===== Rows

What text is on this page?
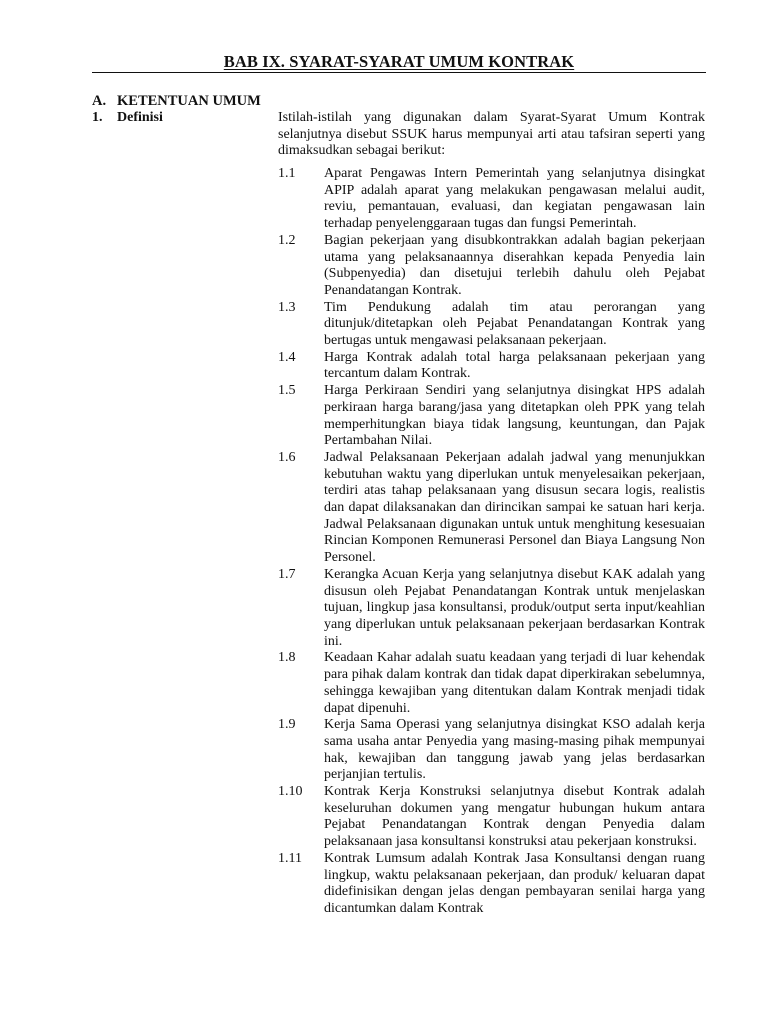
BAB IX. SYARAT-SYARAT UMUM KONTRAK
A. KETENTUAN UMUM
1. Definisi	Istilah-istilah yang digunakan dalam Syarat-Syarat Umum Kontrak selanjutnya disebut SSUK harus mempunyai arti atau tafsiran seperti yang dimaksudkan sebagai berikut:
1.1	Aparat Pengawas Intern Pemerintah yang selanjutnya disingkat APIP adalah aparat yang melakukan pengawasan melalui audit, reviu, pemantauan, evaluasi, dan kegiatan pengawasan lain terhadap penyelenggaraan tugas dan fungsi Pemerintah.
1.2	Bagian pekerjaan yang disubkontrakkan adalah bagian pekerjaan utama yang pelaksanaannya diserahkan kepada Penyedia lain (Subpenyedia) dan disetujui terlebih dahulu oleh Pejabat Penandatangan Kontrak.
1.3	Tim Pendukung adalah tim atau perorangan yang ditunjuk/ditetapkan oleh Pejabat Penandatangan Kontrak yang bertugas untuk mengawasi pelaksanaan pekerjaan.
1.4	Harga Kontrak adalah total harga pelaksanaan pekerjaan yang tercantum dalam Kontrak.
1.5	Harga Perkiraan Sendiri yang selanjutnya disingkat HPS adalah perkiraan harga barang/jasa yang ditetapkan oleh PPK yang telah memperhitungkan biaya tidak langsung, keuntungan, dan Pajak Pertambahan Nilai.
1.6	Jadwal Pelaksanaan Pekerjaan adalah jadwal yang menunjukkan kebutuhan waktu yang diperlukan untuk menyelesaikan pekerjaan, terdiri atas tahap pelaksanaan yang disusun secara logis, realistis dan dapat dilaksanakan dan dirincikan sampai ke satuan hari kerja. Jadwal Pelaksanaan digunakan untuk untuk menghitung kesesuaian Rincian Komponen Remunerasi Personel dan Biaya Langsung Non Personel.
1.7	Kerangka Acuan Kerja yang selanjutnya disebut KAK adalah yang disusun oleh Pejabat Penandatangan Kontrak untuk menjelaskan tujuan, lingkup jasa konsultansi, produk/output serta input/keahlian yang diperlukan untuk pelaksanaan pekerjaan berdasarkan Kontrak ini.
1.8	Keadaan Kahar adalah suatu keadaan yang terjadi di luar kehendak para pihak dalam kontrak dan tidak dapat diperkirakan sebelumnya, sehingga kewajiban yang ditentukan dalam Kontrak menjadi tidak dapat dipenuhi.
1.9	Kerja Sama Operasi yang selanjutnya disingkat KSO adalah kerja sama usaha antar Penyedia yang masing-masing pihak mempunyai hak, kewajiban dan tanggung jawab yang jelas berdasarkan perjanjian tertulis.
1.10	Kontrak Kerja Konstruksi selanjutnya disebut Kontrak adalah keseluruhan dokumen yang mengatur hubungan hukum antara Pejabat Penandatangan Kontrak dengan Penyedia dalam pelaksanaan jasa konsultansi konstruksi atau pekerjaan konstruksi.
1.11	Kontrak Lumsum adalah Kontrak Jasa Konsultansi dengan ruang lingkup, waktu pelaksanaan pekerjaan, dan produk/ keluaran dapat didefinisikan dengan jelas dengan pembayaran senilai harga yang dicantumkan dalam Kontrak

==========

• _Given exercise_
Write the lines above out again exactly, without any of their pictures.

• _Complete answer_
What text is on this page?
BAB IX. SYARAT-SYARAT UMUM KONTRAK
A. KETENTUAN UMUM
1. Definisi	Istilah-istilah yang digunakan dalam Syarat-Syarat Umum Kontrak selanjutnya disebut SSUK harus mempunyai arti atau tafsiran seperti yang dimaksudkan sebagai berikut:
1.1	Aparat Pengawas Intern Pemerintah yang selanjutnya disingkat APIP adalah aparat yang melakukan pengawasan melalui audit, reviu, pemantauan, evaluasi, dan kegiatan pengawasan lain terhadap penyelenggaraan tugas dan fungsi Pemerintah.
1.2	Bagian pekerjaan yang disubkontrakkan adalah bagian pekerjaan utama yang pelaksanaannya diserahkan kepada Penyedia lain (Subpenyedia) dan disetujui terlebih dahulu oleh Pejabat Penandatangan Kontrak.
1.3	Tim Pendukung adalah tim atau perorangan yang ditunjuk/ditetapkan oleh Pejabat Penandatangan Kontrak yang bertugas untuk mengawasi pelaksanaan pekerjaan.
1.4	Harga Kontrak adalah total harga pelaksanaan pekerjaan yang tercantum dalam Kontrak.
1.5	Harga Perkiraan Sendiri yang selanjutnya disingkat HPS adalah perkiraan harga barang/jasa yang ditetapkan oleh PPK yang telah memperhitungkan biaya tidak langsung, keuntungan, dan Pajak Pertambahan Nilai.
1.6	Jadwal Pelaksanaan Pekerjaan adalah jadwal yang menunjukkan kebutuhan waktu yang diperlukan untuk menyelesaikan pekerjaan, terdiri atas tahap pelaksanaan yang disusun secara logis, realistis dan dapat dilaksanakan dan dirincikan sampai ke satuan hari kerja. Jadwal Pelaksanaan digunakan untuk untuk menghitung kesesuaian Rincian Komponen Remunerasi Personel dan Biaya Langsung Non Personel.
1.7	Kerangka Acuan Kerja yang selanjutnya disebut KAK adalah yang disusun oleh Pejabat Penandatangan Kontrak untuk menjelaskan tujuan, lingkup jasa konsultansi, produk/output serta input/keahlian yang diperlukan untuk pelaksanaan pekerjaan berdasarkan Kontrak ini.
1.8	Keadaan Kahar adalah suatu keadaan yang terjadi di luar kehendak para pihak dalam kontrak dan tidak dapat diperkirakan sebelumnya, sehingga kewajiban yang ditentukan dalam Kontrak menjadi tidak dapat dipenuhi.
1.9	Kerja Sama Operasi yang selanjutnya disingkat KSO adalah kerja sama usaha antar Penyedia yang masing-masing pihak mempunyai hak, kewajiban dan tanggung jawab yang jelas berdasarkan perjanjian tertulis.
1.10	Kontrak Kerja Konstruksi selanjutnya disebut Kontrak adalah keseluruhan dokumen yang mengatur hubungan hukum antara Pejabat Penandatangan Kontrak dengan Penyedia dalam pelaksanaan jasa konsultansi konstruksi atau pekerjaan konstruksi.
1.11	Kontrak Lumsum adalah Kontrak Jasa Konsultansi dengan ruang lingkup, waktu pelaksanaan pekerjaan, dan produk/ keluaran dapat didefinisikan dengan jelas dengan pembayaran senilai harga yang dicantumkan dalam Kontrak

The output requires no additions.